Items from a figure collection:
###
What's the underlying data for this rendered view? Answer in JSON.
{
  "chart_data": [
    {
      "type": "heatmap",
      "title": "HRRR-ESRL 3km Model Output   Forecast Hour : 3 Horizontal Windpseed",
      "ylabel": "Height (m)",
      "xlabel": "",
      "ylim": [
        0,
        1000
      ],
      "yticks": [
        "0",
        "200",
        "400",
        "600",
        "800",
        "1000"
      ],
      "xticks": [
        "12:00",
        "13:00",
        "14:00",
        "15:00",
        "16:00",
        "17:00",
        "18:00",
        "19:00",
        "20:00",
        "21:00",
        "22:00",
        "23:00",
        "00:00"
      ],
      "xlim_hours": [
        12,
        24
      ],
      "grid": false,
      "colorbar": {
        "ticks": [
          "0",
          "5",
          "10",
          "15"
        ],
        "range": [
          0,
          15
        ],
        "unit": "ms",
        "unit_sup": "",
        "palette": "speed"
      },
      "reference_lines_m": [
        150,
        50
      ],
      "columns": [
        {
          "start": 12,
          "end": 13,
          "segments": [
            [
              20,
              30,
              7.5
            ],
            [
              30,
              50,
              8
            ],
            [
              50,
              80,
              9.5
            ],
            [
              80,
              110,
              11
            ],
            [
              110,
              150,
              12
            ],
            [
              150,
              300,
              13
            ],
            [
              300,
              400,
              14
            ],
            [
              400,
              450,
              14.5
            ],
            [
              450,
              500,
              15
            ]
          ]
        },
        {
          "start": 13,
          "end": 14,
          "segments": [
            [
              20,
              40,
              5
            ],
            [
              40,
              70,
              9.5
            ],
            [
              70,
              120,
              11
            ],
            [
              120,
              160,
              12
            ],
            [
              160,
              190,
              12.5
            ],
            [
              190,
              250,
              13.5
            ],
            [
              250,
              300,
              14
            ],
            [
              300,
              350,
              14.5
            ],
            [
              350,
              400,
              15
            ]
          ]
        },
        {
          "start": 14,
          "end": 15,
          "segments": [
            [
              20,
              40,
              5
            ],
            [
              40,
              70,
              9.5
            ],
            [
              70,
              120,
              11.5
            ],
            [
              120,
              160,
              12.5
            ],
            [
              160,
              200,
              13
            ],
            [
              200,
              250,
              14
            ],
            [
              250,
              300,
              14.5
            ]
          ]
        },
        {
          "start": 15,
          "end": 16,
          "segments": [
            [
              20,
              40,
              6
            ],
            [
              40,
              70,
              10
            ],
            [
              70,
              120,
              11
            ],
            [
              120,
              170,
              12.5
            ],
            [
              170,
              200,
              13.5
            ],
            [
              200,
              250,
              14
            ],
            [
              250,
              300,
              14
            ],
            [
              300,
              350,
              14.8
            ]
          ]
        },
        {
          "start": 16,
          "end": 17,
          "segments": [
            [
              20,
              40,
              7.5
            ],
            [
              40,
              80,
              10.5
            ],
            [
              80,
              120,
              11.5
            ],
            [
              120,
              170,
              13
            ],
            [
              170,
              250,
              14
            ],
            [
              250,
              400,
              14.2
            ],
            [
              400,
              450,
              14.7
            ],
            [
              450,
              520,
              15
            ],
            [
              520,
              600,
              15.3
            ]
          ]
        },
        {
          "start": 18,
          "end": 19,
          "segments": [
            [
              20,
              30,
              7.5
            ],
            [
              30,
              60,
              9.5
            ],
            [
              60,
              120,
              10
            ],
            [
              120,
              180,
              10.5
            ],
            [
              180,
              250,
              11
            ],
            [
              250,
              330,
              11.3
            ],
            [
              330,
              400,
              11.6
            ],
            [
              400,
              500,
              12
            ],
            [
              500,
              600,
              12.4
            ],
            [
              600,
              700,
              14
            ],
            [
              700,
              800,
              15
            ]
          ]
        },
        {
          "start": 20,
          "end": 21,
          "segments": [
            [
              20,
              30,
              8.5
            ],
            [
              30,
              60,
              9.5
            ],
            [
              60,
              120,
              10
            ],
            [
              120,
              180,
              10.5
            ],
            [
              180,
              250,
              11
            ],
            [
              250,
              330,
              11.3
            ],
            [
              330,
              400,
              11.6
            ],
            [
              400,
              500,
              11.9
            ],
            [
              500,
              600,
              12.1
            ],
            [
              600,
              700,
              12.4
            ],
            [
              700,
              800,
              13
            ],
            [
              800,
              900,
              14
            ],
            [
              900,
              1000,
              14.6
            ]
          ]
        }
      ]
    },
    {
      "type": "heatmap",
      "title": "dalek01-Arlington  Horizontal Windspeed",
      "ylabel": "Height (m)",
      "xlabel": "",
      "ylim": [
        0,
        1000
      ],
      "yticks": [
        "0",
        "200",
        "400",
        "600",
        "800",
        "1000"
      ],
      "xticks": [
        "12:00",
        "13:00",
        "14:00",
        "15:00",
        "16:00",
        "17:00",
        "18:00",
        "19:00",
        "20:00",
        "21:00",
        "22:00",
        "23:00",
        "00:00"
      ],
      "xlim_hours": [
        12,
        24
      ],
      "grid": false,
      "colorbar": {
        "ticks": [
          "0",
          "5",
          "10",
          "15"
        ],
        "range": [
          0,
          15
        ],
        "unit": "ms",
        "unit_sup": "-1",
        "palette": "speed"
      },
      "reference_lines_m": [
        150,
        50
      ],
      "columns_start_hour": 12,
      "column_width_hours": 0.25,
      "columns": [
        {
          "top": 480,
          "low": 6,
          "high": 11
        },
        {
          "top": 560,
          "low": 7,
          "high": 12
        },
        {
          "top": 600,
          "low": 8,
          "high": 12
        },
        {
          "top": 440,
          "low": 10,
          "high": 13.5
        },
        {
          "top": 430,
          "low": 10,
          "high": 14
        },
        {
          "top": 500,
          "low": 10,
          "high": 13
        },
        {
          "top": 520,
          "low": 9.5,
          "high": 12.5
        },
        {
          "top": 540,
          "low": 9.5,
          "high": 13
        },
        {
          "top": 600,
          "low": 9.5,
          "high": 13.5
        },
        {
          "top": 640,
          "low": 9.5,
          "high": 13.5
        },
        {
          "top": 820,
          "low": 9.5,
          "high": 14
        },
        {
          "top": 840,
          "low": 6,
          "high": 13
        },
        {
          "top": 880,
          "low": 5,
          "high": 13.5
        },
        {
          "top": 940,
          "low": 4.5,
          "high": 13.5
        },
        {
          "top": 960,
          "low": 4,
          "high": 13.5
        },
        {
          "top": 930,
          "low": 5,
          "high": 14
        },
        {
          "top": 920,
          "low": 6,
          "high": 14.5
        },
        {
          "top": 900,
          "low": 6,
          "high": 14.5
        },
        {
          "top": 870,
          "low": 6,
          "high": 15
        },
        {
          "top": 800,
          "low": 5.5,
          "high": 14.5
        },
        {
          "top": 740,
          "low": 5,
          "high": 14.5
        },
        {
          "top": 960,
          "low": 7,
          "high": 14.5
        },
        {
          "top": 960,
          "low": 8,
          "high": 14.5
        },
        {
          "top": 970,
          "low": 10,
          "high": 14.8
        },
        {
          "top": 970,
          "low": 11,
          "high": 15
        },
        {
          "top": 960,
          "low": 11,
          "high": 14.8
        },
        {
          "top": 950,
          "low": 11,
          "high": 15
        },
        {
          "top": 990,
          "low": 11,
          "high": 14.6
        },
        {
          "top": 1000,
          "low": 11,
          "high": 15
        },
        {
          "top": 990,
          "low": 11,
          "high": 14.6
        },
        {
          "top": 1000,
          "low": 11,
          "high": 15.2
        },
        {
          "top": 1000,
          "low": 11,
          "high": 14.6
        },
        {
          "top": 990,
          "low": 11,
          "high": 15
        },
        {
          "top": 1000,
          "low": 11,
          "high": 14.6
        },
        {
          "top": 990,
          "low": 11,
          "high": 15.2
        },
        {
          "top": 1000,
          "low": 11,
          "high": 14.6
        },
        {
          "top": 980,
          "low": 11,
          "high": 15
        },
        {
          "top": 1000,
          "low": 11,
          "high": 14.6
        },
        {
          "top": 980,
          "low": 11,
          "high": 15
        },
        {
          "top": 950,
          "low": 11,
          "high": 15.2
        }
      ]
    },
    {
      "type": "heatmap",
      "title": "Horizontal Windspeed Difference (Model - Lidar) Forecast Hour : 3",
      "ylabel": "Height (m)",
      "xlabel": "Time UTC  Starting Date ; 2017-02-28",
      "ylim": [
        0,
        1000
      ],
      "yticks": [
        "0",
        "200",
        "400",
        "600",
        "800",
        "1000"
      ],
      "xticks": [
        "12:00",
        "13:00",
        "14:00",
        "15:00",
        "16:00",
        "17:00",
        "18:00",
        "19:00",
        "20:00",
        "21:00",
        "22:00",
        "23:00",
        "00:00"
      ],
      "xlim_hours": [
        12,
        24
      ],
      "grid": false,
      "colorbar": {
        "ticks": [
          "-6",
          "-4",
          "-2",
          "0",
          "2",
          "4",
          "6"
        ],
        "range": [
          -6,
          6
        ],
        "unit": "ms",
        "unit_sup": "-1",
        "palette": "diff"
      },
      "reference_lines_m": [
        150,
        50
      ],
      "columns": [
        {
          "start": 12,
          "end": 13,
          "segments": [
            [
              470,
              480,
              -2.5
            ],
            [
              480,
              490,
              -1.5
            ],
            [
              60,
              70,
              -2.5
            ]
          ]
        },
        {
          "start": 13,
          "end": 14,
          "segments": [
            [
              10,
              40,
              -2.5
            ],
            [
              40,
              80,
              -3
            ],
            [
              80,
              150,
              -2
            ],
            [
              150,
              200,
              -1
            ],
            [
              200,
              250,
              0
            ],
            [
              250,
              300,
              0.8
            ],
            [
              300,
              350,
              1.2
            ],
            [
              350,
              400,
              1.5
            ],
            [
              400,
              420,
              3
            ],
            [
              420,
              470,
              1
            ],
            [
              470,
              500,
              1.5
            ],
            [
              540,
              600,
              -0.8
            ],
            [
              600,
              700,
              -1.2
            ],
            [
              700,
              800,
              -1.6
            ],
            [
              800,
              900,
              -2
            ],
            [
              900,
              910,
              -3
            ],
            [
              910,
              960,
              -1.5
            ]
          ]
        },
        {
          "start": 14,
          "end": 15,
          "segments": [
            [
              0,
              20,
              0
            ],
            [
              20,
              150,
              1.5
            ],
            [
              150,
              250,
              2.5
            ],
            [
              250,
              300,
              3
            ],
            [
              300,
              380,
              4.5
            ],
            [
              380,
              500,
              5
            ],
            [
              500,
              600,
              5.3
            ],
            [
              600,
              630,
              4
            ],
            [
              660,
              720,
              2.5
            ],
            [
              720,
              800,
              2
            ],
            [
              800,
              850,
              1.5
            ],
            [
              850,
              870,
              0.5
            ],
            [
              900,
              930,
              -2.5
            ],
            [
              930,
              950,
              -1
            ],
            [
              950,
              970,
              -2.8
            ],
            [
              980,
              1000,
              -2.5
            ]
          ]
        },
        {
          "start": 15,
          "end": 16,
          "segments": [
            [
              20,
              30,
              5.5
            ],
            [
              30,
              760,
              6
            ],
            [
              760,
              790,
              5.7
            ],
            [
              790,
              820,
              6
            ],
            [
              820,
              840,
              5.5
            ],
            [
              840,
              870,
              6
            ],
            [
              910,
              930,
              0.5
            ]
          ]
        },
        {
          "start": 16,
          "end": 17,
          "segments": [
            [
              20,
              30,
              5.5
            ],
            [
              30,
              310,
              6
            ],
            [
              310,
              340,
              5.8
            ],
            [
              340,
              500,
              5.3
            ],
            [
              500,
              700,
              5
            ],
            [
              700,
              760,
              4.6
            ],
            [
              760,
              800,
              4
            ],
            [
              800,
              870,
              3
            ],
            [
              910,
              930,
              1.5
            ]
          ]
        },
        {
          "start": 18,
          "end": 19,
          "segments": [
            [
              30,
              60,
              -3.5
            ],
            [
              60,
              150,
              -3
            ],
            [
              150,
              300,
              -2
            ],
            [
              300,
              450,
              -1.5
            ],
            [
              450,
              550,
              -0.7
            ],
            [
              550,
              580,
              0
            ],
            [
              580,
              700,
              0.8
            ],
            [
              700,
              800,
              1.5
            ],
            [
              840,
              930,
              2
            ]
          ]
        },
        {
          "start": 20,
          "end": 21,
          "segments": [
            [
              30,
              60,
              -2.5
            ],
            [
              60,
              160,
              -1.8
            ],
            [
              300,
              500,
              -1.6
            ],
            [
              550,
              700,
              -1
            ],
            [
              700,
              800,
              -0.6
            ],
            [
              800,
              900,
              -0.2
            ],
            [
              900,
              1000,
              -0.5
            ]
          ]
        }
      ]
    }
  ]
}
###
-- Goal --
Filter the listing for the word "Windspeed" and copy every line that holds it.

-- Task solution --
      "title": "dalek01-Arlington  Horizontal Windspeed",
      "title": "Horizontal Windspeed Difference (Model - Lidar) Forecast Hour : 3",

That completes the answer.